Records about charts and figures
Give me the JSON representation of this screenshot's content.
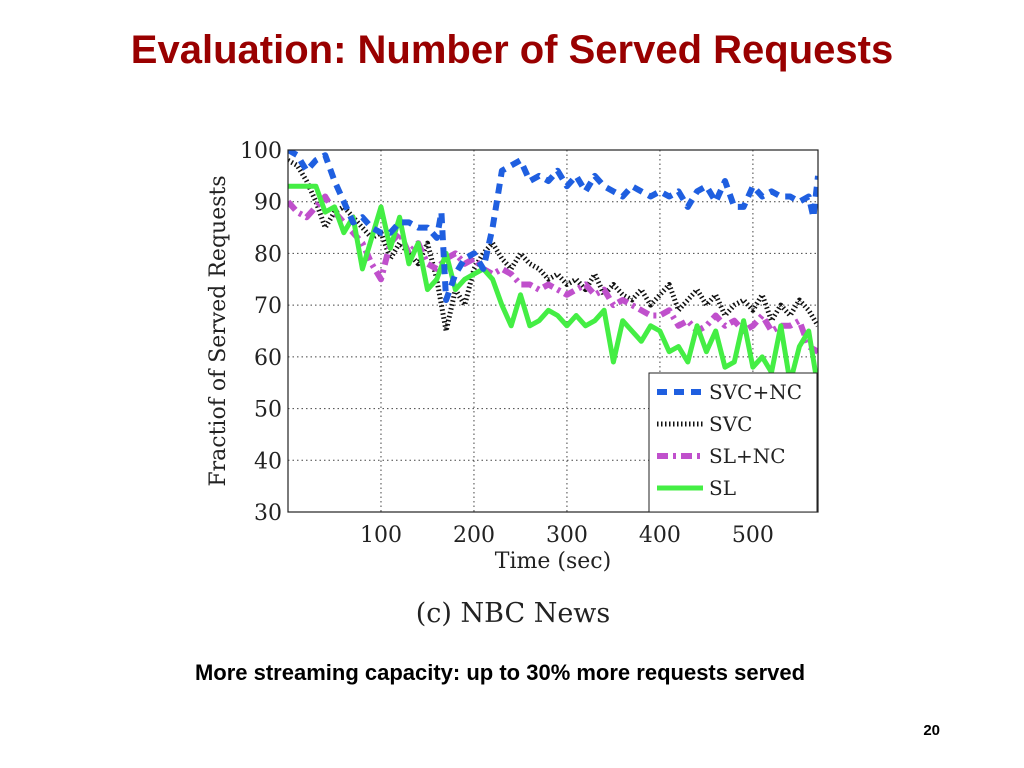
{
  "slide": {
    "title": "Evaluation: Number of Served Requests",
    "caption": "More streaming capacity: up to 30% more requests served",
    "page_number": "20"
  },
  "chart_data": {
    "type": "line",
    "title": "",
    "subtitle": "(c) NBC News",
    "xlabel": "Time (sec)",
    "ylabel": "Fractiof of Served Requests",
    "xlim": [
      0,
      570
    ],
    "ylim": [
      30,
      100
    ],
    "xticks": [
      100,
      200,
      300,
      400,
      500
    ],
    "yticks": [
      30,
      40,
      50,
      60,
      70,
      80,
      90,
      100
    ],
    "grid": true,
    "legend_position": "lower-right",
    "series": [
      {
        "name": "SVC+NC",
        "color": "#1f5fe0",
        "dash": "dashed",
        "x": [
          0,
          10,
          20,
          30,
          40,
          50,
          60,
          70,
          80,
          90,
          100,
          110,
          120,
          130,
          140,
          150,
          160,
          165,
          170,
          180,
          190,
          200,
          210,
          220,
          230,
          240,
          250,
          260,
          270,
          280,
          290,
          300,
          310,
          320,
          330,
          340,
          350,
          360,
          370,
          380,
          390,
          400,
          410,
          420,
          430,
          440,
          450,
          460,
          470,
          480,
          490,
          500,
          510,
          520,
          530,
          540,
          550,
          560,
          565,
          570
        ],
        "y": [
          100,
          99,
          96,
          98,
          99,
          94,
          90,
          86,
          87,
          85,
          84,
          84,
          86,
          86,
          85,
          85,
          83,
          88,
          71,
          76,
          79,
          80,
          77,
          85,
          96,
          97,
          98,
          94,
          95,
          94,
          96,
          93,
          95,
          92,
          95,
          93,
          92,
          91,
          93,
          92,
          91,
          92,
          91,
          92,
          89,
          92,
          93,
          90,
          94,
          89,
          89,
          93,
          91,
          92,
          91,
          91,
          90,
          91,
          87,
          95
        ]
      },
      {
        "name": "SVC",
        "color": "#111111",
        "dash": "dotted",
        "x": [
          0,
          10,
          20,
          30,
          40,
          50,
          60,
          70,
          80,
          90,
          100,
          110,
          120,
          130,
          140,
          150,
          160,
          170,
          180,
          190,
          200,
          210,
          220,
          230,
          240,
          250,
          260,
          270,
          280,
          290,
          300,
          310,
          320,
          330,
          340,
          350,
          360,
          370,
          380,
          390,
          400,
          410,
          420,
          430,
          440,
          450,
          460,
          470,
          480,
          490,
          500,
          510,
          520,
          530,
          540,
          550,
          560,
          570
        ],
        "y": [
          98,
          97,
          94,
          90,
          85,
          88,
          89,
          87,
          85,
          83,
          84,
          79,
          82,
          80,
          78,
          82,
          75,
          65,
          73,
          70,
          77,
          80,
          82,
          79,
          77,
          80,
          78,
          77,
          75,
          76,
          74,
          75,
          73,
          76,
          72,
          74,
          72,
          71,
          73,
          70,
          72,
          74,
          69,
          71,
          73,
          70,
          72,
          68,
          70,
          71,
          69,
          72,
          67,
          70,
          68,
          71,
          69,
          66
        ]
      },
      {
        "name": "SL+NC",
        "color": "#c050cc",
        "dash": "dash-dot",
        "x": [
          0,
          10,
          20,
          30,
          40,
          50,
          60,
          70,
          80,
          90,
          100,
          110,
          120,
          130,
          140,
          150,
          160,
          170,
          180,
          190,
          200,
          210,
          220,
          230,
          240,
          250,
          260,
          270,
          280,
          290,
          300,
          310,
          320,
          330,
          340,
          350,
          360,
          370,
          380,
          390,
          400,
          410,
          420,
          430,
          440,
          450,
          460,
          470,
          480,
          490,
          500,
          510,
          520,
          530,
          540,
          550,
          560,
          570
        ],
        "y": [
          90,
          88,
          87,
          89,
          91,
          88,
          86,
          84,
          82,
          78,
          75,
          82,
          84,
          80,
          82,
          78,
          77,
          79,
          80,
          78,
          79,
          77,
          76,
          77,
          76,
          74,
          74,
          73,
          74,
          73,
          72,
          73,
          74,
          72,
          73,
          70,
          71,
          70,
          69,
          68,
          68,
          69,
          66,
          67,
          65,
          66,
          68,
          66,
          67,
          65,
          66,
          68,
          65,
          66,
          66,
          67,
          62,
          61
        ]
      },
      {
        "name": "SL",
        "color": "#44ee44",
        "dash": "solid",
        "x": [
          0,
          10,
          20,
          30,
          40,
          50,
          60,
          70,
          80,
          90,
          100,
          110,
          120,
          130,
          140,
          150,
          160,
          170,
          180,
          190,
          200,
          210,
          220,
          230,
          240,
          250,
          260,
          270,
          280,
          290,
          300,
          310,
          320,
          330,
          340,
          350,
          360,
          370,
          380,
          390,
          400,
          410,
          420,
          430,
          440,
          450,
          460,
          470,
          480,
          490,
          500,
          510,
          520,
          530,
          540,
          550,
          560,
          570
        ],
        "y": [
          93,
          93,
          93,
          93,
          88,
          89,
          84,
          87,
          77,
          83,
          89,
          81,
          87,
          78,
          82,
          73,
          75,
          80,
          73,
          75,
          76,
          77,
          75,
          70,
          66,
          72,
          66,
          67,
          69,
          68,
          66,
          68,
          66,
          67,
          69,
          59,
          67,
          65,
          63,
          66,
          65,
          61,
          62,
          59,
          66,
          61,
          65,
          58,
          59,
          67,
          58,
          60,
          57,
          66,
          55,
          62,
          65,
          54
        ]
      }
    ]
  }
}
---
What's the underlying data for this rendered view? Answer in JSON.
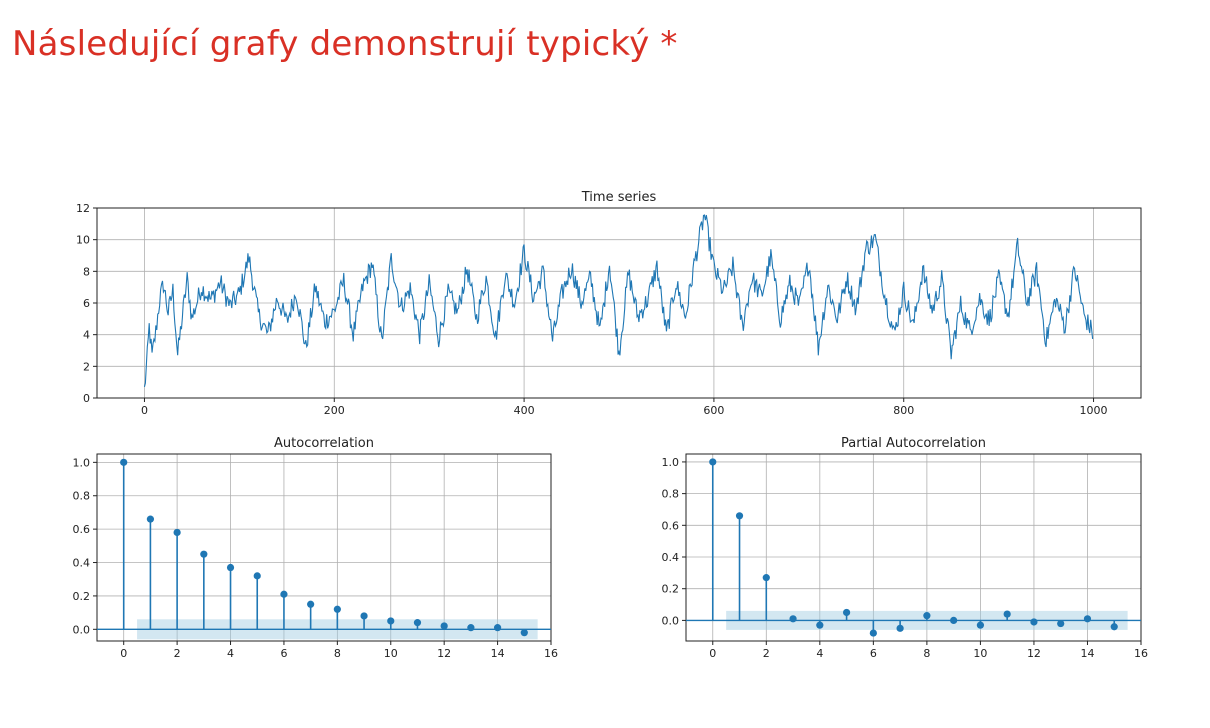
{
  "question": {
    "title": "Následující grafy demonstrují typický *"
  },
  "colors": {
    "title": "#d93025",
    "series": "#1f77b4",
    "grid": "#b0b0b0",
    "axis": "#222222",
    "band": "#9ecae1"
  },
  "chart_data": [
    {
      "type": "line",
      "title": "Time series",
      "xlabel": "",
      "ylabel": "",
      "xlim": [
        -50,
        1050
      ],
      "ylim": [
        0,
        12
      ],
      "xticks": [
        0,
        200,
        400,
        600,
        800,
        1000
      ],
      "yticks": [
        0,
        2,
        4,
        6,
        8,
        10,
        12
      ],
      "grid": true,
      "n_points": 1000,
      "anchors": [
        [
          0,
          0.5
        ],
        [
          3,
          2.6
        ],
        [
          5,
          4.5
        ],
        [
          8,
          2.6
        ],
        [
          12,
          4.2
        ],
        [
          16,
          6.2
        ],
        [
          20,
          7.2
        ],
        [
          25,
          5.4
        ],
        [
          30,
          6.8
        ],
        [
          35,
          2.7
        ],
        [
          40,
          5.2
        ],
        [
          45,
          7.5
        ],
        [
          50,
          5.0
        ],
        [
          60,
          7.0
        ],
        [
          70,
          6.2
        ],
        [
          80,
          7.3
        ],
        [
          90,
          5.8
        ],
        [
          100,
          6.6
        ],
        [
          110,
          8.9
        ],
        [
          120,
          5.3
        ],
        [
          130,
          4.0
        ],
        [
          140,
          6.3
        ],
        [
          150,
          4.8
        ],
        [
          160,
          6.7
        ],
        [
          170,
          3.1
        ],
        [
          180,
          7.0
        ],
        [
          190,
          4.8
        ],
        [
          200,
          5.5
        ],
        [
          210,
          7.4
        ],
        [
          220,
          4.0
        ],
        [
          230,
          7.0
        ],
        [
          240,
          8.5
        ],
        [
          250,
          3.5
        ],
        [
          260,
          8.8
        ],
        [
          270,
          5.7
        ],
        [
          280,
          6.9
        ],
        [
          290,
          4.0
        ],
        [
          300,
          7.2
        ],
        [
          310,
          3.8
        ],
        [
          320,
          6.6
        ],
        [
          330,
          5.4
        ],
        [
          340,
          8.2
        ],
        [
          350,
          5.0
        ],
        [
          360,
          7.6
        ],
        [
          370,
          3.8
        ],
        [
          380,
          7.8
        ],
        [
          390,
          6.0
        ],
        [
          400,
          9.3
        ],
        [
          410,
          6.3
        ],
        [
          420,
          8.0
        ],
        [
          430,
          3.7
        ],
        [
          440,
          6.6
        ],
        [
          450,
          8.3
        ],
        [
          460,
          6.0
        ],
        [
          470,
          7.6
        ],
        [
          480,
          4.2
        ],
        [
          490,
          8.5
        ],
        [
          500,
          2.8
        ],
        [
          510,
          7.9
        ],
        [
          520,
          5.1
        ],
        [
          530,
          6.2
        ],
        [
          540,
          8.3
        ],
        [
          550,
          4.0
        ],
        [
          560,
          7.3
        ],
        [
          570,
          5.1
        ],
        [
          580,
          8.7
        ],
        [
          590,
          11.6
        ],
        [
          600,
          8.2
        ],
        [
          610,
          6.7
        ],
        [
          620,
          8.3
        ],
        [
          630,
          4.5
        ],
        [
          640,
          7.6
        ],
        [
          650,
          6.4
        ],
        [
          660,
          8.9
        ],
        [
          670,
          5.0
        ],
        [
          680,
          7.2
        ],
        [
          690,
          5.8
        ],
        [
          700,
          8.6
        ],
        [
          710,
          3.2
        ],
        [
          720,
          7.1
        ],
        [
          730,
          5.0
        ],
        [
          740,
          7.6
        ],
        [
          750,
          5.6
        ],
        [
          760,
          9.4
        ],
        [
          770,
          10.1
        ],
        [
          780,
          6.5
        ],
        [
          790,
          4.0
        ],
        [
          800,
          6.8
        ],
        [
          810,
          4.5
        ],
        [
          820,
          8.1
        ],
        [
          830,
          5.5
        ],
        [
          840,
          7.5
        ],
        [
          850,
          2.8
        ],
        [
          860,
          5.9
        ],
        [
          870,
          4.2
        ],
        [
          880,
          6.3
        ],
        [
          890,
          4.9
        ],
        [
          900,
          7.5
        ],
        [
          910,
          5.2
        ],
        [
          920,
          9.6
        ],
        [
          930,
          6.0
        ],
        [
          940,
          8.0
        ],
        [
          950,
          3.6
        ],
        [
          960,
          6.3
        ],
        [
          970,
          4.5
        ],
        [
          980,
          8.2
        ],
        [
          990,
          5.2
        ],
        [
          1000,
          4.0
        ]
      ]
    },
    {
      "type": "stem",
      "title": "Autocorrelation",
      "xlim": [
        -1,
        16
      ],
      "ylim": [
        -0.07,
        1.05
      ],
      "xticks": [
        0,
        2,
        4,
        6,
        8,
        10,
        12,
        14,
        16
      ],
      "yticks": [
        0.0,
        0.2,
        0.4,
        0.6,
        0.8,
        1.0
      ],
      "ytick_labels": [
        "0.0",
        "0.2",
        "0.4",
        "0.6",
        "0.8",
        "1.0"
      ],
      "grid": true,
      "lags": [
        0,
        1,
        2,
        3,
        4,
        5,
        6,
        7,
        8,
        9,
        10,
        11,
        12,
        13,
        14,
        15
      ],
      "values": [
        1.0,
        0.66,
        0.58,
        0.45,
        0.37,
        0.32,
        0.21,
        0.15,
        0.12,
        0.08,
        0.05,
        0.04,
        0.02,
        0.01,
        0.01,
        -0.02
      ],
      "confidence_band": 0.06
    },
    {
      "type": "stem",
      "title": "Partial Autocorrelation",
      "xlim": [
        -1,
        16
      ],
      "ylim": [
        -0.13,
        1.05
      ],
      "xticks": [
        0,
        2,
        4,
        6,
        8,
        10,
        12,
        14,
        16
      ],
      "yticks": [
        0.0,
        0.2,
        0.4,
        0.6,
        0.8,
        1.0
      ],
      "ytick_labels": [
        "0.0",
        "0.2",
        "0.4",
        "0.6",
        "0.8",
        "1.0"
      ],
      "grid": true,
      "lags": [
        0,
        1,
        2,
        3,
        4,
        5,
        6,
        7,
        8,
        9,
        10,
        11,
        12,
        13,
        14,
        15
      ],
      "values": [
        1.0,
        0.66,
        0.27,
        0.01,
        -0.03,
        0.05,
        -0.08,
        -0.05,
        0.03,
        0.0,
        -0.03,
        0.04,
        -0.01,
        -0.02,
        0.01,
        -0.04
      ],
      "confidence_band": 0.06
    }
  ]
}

#### [Task to complete]
Gather from the records above every line containing the string "dash".

#### [Response to the task]
        "dash": "dashed",
        "dash": "dotted",
        "dash": "dash-dot",
        "dash": "solid",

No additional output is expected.